Requirement:
Quote the records that follow in full and exactly; leave out the pictures.

Dataset content:
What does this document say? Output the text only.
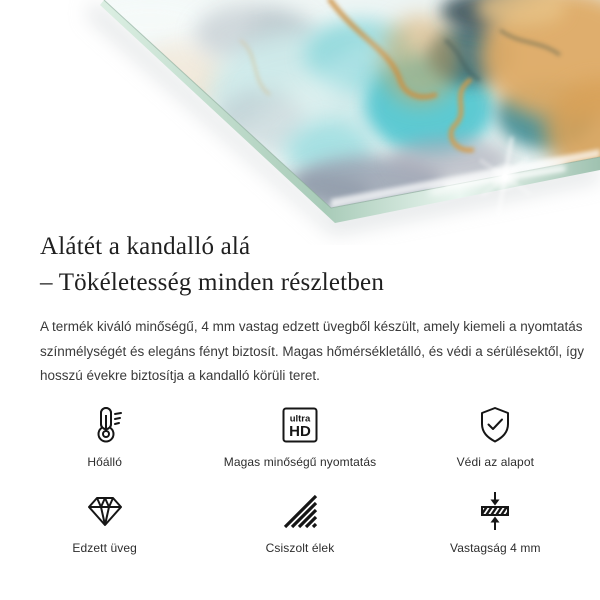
Alátét a kandalló alá
– Tökéletesség minden részletben
A termék kiváló minőségű, 4 mm vastag edzett üvegből készült, amely kiemeli a nyomtatás
színmélységét és elegáns fényt biztosít. Magas hőmérsékletálló, és védi a sérülésektől, így
hosszú évekre biztosítja a kandalló körüli teret.
Hőálló
ultra
HD
Magas minőségű nyomtatás	Védi az alapot
Edzett üveg	Csiszolt élek	Vastagság 4 mm
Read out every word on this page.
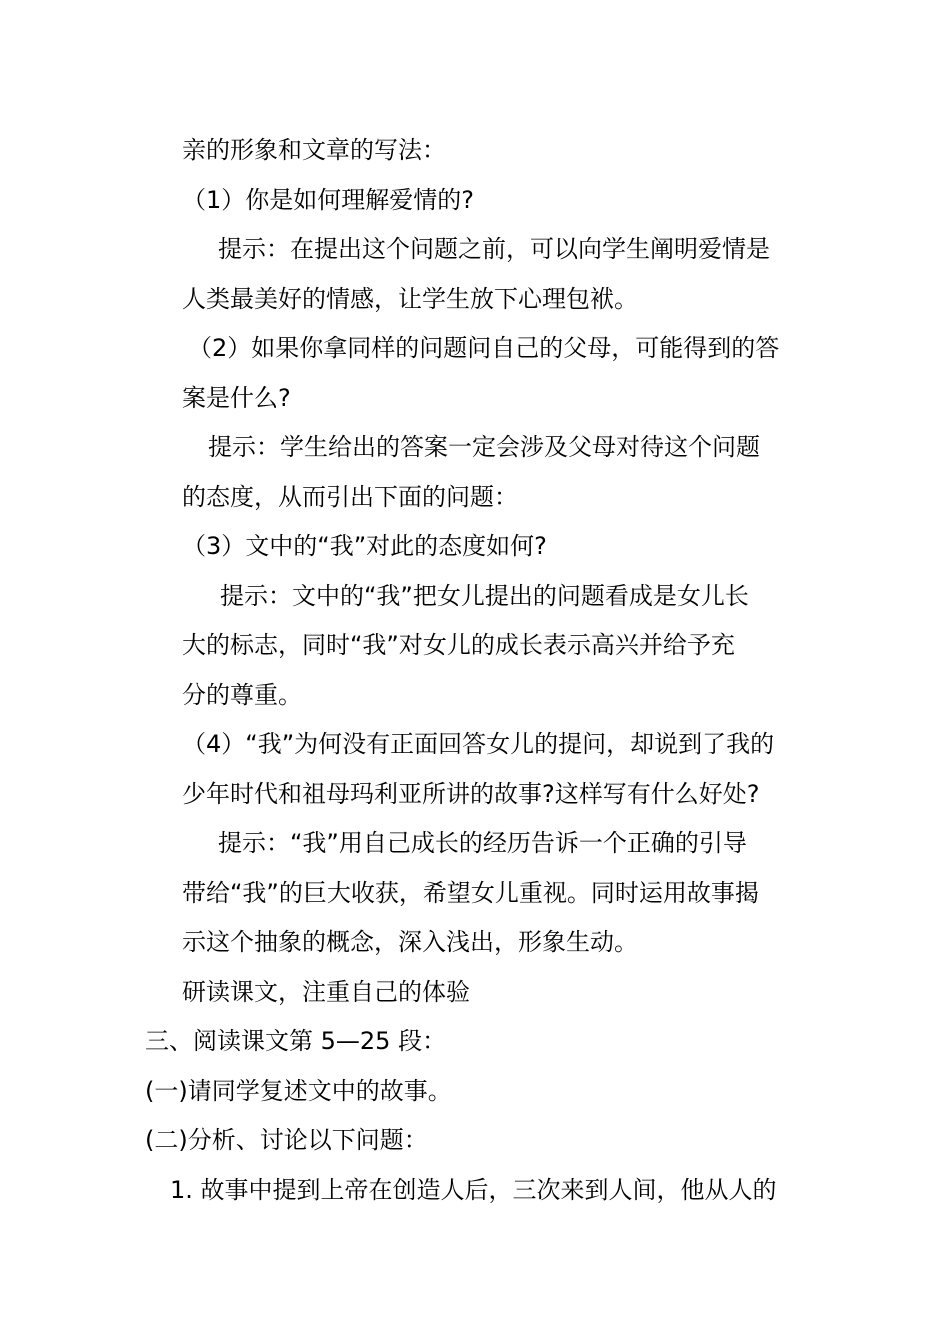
亲的形象和文章的写法：
（1）你是如何理解爱情的?
提示：在提出这个问题之前，可以向学生阐明爱情是
人类最美好的情感，让学生放下心理包袱。
（2）如果你拿同样的问题问自己的父母，可能得到的答
案是什么?
提示：学生给出的答案一定会涉及父母对待这个问题
的态度，从而引出下面的问题：
（3）文中的“我”对此的态度如何?
提示：文中的“我”把女儿提出的问题看成是女儿长
大的标志，同时“我”对女儿的成长表示高兴并给予充
分的尊重。
（4）“我”为何没有正面回答女儿的提问，却说到了我的
少年时代和祖母玛利亚所讲的故事?这样写有什么好处?
提示：“我”用自己成长的经历告诉一个正确的引导
带给“我”的巨大收获，希望女儿重视。同时运用故事揭
示这个抽象的概念，深入浅出，形象生动。
研读课文，注重自己的体验
三、阅读课文第 5—25 段：
(一)请同学复述文中的故事。
(二)分析、讨论以下问题：
1. 故事中提到上帝在创造人后，三次来到人间，他从人的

Written answer:
What does this document say? Output the text only.
Alátét a kandalló alá
– Tökéletesség minden részletben
A termék kiváló minőségű, 4 mm vastag edzett üvegből készült, amely kiemeli a nyomtatás
színmélységét és elegáns fényt biztosít. Magas hőmérsékletálló, és védi a sérülésektől, így
hosszú évekre biztosítja a kandalló körüli teret.
Hőálló
ultra
HD
Magas minőségű nyomtatás	Védi az alapot
Edzett üveg	Csiszolt élek	Vastagság 4 mm
Read out every word on this page.
亲的形象和文章的写法：
（1）你是如何理解爱情的?
提示：在提出这个问题之前，可以向学生阐明爱情是
人类最美好的情感，让学生放下心理包袱。
（2）如果你拿同样的问题问自己的父母，可能得到的答
案是什么?
提示：学生给出的答案一定会涉及父母对待这个问题
的态度，从而引出下面的问题：
（3）文中的“我”对此的态度如何?
提示：文中的“我”把女儿提出的问题看成是女儿长
大的标志，同时“我”对女儿的成长表示高兴并给予充
分的尊重。
（4）“我”为何没有正面回答女儿的提问，却说到了我的
少年时代和祖母玛利亚所讲的故事?这样写有什么好处?
提示：“我”用自己成长的经历告诉一个正确的引导
带给“我”的巨大收获，希望女儿重视。同时运用故事揭
示这个抽象的概念，深入浅出，形象生动。
研读课文，注重自己的体验
三、阅读课文第 5—25 段：
(一)请同学复述文中的故事。
(二)分析、讨论以下问题：
1. 故事中提到上帝在创造人后，三次来到人间，他从人的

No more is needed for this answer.